↓
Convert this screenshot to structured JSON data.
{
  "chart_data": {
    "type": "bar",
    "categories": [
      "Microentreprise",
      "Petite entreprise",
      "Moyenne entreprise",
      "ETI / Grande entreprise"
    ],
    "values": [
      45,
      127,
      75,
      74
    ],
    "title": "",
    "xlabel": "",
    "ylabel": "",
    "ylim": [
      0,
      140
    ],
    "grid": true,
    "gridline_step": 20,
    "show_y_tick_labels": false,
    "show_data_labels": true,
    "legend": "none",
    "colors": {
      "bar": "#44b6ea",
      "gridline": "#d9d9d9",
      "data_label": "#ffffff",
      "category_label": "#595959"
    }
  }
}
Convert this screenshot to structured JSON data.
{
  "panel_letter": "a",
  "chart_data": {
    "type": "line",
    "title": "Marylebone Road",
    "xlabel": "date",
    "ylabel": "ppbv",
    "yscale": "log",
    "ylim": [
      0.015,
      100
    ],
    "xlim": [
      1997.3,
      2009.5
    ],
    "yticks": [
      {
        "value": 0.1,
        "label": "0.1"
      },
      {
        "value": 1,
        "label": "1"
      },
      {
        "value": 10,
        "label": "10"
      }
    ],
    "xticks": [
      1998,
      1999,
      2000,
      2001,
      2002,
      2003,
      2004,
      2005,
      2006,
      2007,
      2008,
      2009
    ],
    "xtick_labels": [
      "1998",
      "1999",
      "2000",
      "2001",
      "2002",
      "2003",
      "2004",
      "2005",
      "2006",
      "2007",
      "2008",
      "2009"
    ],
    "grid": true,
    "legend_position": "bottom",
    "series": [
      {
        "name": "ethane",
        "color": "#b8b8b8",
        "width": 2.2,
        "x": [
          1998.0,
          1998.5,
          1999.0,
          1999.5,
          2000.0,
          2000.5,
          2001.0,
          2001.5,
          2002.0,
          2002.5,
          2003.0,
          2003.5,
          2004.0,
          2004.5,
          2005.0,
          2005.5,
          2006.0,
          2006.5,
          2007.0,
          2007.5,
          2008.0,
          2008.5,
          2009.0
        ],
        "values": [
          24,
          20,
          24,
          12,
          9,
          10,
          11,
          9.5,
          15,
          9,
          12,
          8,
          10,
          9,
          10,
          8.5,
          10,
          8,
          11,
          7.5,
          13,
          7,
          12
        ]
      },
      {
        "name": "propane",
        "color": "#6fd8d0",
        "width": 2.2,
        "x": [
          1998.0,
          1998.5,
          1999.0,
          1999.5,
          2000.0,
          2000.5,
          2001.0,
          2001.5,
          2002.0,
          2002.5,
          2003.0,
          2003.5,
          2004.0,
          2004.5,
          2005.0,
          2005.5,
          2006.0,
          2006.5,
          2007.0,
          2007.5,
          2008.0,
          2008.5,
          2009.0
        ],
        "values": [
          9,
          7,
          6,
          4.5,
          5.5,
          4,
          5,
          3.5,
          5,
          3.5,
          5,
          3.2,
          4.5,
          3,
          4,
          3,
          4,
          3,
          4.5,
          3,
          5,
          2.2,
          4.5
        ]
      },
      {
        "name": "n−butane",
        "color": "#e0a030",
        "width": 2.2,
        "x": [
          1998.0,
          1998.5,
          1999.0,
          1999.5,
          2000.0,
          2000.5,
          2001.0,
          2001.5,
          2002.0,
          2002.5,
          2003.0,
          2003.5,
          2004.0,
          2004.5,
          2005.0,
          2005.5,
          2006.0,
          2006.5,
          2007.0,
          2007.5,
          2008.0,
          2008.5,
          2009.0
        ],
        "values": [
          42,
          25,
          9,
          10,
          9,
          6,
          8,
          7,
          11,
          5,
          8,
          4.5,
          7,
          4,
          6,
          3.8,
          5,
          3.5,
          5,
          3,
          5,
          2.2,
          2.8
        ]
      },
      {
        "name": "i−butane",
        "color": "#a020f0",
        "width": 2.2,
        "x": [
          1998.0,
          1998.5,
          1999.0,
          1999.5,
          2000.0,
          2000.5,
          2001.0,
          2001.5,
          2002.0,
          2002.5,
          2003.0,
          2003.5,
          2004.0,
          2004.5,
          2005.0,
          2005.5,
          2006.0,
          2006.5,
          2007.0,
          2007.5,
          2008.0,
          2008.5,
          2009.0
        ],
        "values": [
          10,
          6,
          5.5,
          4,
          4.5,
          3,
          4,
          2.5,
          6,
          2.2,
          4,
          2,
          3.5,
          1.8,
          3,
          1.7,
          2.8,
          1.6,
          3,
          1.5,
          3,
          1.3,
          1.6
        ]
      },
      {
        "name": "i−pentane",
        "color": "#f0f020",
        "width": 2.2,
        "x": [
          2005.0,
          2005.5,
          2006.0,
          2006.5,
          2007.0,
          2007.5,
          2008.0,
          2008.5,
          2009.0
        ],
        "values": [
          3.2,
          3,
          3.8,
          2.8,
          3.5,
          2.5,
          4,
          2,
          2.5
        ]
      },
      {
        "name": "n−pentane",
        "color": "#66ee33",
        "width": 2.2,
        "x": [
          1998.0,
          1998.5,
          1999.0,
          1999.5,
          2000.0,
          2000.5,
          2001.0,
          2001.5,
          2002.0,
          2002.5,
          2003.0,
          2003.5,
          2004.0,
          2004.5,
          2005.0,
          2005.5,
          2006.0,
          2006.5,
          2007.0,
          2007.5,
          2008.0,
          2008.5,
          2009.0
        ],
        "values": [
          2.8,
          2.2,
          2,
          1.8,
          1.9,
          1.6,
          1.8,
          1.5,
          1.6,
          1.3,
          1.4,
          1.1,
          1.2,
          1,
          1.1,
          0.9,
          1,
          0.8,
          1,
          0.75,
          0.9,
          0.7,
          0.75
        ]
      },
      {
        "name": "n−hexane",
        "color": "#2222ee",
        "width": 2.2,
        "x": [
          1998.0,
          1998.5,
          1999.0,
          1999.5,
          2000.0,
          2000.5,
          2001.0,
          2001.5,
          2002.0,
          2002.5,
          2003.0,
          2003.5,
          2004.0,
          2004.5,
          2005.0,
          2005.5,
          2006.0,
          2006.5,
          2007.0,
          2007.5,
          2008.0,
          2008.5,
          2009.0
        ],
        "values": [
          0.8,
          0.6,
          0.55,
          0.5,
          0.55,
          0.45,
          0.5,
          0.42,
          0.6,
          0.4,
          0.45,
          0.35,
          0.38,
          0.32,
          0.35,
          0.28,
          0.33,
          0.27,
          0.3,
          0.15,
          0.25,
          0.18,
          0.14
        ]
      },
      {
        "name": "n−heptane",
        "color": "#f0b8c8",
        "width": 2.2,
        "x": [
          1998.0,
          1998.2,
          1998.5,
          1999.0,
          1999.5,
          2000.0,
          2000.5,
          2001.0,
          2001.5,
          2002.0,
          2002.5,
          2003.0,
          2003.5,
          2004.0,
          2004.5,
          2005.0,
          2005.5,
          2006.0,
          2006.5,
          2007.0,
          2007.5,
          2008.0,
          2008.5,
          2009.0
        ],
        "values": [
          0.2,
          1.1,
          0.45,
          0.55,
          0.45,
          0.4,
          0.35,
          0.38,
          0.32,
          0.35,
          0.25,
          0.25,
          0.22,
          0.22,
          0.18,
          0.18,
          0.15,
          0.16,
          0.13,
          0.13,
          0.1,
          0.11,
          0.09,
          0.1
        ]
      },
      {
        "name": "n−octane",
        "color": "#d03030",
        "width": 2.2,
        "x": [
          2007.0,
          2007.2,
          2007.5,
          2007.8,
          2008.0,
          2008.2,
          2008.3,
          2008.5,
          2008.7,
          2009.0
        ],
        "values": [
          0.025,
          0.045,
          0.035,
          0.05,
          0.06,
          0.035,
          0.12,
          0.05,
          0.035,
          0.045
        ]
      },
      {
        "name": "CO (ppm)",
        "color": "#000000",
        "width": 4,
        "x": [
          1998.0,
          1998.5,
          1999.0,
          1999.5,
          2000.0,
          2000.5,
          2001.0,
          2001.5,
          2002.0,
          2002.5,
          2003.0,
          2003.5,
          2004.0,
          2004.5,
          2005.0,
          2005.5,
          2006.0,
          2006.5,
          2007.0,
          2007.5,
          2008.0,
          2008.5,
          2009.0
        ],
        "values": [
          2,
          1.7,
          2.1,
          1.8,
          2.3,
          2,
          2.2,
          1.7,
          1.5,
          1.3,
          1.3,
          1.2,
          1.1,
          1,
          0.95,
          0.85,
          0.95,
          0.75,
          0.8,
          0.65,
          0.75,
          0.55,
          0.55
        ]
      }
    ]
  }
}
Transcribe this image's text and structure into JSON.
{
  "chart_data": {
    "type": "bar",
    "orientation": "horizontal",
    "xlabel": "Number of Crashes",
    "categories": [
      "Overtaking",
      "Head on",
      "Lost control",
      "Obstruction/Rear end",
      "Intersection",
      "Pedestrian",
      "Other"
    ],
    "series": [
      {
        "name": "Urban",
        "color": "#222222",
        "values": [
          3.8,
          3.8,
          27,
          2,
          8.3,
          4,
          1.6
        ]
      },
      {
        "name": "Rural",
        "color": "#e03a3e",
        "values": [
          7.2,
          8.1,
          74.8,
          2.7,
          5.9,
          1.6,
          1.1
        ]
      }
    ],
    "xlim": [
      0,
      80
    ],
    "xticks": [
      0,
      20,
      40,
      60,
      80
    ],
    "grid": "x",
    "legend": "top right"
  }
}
↑
» Exercise requirements:
Repeat exactly, and only, the lines from the line with "Transcribe this image's" through the end of the listing above, both ends included.

» Exercise answer:
Transcribe this image's text and structure into JSON.
{
  "chart_data": {
    "type": "bar",
    "orientation": "horizontal",
    "xlabel": "Number of Crashes",
    "categories": [
      "Overtaking",
      "Head on",
      "Lost control",
      "Obstruction/Rear end",
      "Intersection",
      "Pedestrian",
      "Other"
    ],
    "series": [
      {
        "name": "Urban",
        "color": "#222222",
        "values": [
          3.8,
          3.8,
          27,
          2,
          8.3,
          4,
          1.6
        ]
      },
      {
        "name": "Rural",
        "color": "#e03a3e",
        "values": [
          7.2,
          8.1,
          74.8,
          2.7,
          5.9,
          1.6,
          1.1
        ]
      }
    ],
    "xlim": [
      0,
      80
    ],
    "xticks": [
      0,
      20,
      40,
      60,
      80
    ],
    "grid": "x",
    "legend": "top right"
  }
}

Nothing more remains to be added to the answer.